* START DATASET RECORDS *

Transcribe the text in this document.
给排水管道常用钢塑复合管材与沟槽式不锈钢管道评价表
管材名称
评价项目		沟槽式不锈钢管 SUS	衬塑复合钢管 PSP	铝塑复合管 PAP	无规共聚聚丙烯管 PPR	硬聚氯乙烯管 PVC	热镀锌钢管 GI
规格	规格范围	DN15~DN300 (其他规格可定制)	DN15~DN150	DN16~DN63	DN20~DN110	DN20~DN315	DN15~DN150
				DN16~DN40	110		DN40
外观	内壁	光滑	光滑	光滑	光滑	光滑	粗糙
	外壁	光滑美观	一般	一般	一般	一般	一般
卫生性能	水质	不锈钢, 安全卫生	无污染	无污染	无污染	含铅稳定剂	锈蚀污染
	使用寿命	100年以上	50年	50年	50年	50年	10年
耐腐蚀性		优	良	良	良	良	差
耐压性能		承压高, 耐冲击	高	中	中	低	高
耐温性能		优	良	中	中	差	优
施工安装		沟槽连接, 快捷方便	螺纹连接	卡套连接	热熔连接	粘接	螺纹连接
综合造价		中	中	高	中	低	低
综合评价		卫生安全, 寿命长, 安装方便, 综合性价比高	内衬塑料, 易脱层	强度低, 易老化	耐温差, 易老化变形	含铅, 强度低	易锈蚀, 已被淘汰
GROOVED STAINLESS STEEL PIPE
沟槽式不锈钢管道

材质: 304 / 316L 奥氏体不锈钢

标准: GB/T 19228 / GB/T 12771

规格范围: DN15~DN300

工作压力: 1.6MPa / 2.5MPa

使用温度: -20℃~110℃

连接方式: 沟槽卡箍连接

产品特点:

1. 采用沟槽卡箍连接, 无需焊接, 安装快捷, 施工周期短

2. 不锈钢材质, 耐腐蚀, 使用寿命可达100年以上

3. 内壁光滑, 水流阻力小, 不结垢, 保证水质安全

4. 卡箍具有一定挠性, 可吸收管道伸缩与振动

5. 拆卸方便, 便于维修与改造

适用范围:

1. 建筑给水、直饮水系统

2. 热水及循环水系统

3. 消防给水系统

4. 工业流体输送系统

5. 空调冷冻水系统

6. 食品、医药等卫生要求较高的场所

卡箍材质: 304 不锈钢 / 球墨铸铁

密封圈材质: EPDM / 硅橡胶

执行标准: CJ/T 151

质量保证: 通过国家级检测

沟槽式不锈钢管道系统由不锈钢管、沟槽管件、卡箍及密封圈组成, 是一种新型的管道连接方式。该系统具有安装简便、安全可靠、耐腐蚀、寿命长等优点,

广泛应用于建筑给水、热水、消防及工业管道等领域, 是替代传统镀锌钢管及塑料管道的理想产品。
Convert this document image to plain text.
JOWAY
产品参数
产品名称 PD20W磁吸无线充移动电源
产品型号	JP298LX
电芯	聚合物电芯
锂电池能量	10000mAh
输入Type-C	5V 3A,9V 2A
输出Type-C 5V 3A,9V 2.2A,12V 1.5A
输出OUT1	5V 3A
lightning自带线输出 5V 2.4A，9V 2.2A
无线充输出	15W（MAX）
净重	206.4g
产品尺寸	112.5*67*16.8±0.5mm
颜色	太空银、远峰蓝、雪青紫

* END DATASET RECORDS *

Above are the records; retype every one exactly.

__EXERCISE ANSWER__
Transcribe the text in this document.
给排水管道常用钢塑复合管材与沟槽式不锈钢管道评价表
管材名称
评价项目		沟槽式不锈钢管 SUS	衬塑复合钢管 PSP	铝塑复合管 PAP	无规共聚聚丙烯管 PPR	硬聚氯乙烯管 PVC	热镀锌钢管 GI
规格	规格范围	DN15~DN300 (其他规格可定制)	DN15~DN150	DN16~DN63	DN20~DN110	DN20~DN315	DN15~DN150
				DN16~DN40	110		DN40
外观	内壁	光滑	光滑	光滑	光滑	光滑	粗糙
	外壁	光滑美观	一般	一般	一般	一般	一般
卫生性能	水质	不锈钢, 安全卫生	无污染	无污染	无污染	含铅稳定剂	锈蚀污染
	使用寿命	100年以上	50年	50年	50年	50年	10年
耐腐蚀性		优	良	良	良	良	差
耐压性能		承压高, 耐冲击	高	中	中	低	高
耐温性能		优	良	中	中	差	优
施工安装		沟槽连接, 快捷方便	螺纹连接	卡套连接	热熔连接	粘接	螺纹连接
综合造价		中	中	高	中	低	低
综合评价		卫生安全, 寿命长, 安装方便, 综合性价比高	内衬塑料, 易脱层	强度低, 易老化	耐温差, 易老化变形	含铅, 强度低	易锈蚀, 已被淘汰
GROOVED STAINLESS STEEL PIPE
沟槽式不锈钢管道

材质: 304 / 316L 奥氏体不锈钢

标准: GB/T 19228 / GB/T 12771

规格范围: DN15~DN300

工作压力: 1.6MPa / 2.5MPa

使用温度: -20℃~110℃

连接方式: 沟槽卡箍连接

产品特点:

1. 采用沟槽卡箍连接, 无需焊接, 安装快捷, 施工周期短

2. 不锈钢材质, 耐腐蚀, 使用寿命可达100年以上

3. 内壁光滑, 水流阻力小, 不结垢, 保证水质安全

4. 卡箍具有一定挠性, 可吸收管道伸缩与振动

5. 拆卸方便, 便于维修与改造

适用范围:

1. 建筑给水、直饮水系统

2. 热水及循环水系统

3. 消防给水系统

4. 工业流体输送系统

5. 空调冷冻水系统

6. 食品、医药等卫生要求较高的场所

卡箍材质: 304 不锈钢 / 球墨铸铁

密封圈材质: EPDM / 硅橡胶

执行标准: CJ/T 151

质量保证: 通过国家级检测

沟槽式不锈钢管道系统由不锈钢管、沟槽管件、卡箍及密封圈组成, 是一种新型的管道连接方式。该系统具有安装简便、安全可靠、耐腐蚀、寿命长等优点,

广泛应用于建筑给水、热水、消防及工业管道等领域, 是替代传统镀锌钢管及塑料管道的理想产品。
Convert this document image to plain text.
JOWAY
产品参数
产品名称 PD20W磁吸无线充移动电源
产品型号	JP298LX
电芯	聚合物电芯
锂电池能量	10000mAh
输入Type-C	5V 3A,9V 2A
输出Type-C 5V 3A,9V 2.2A,12V 1.5A
输出OUT1	5V 3A
lightning自带线输出 5V 2.4A，9V 2.2A
无线充输出	15W（MAX）
净重	206.4g
产品尺寸	112.5*67*16.8±0.5mm
颜色	太空银、远峰蓝、雪青紫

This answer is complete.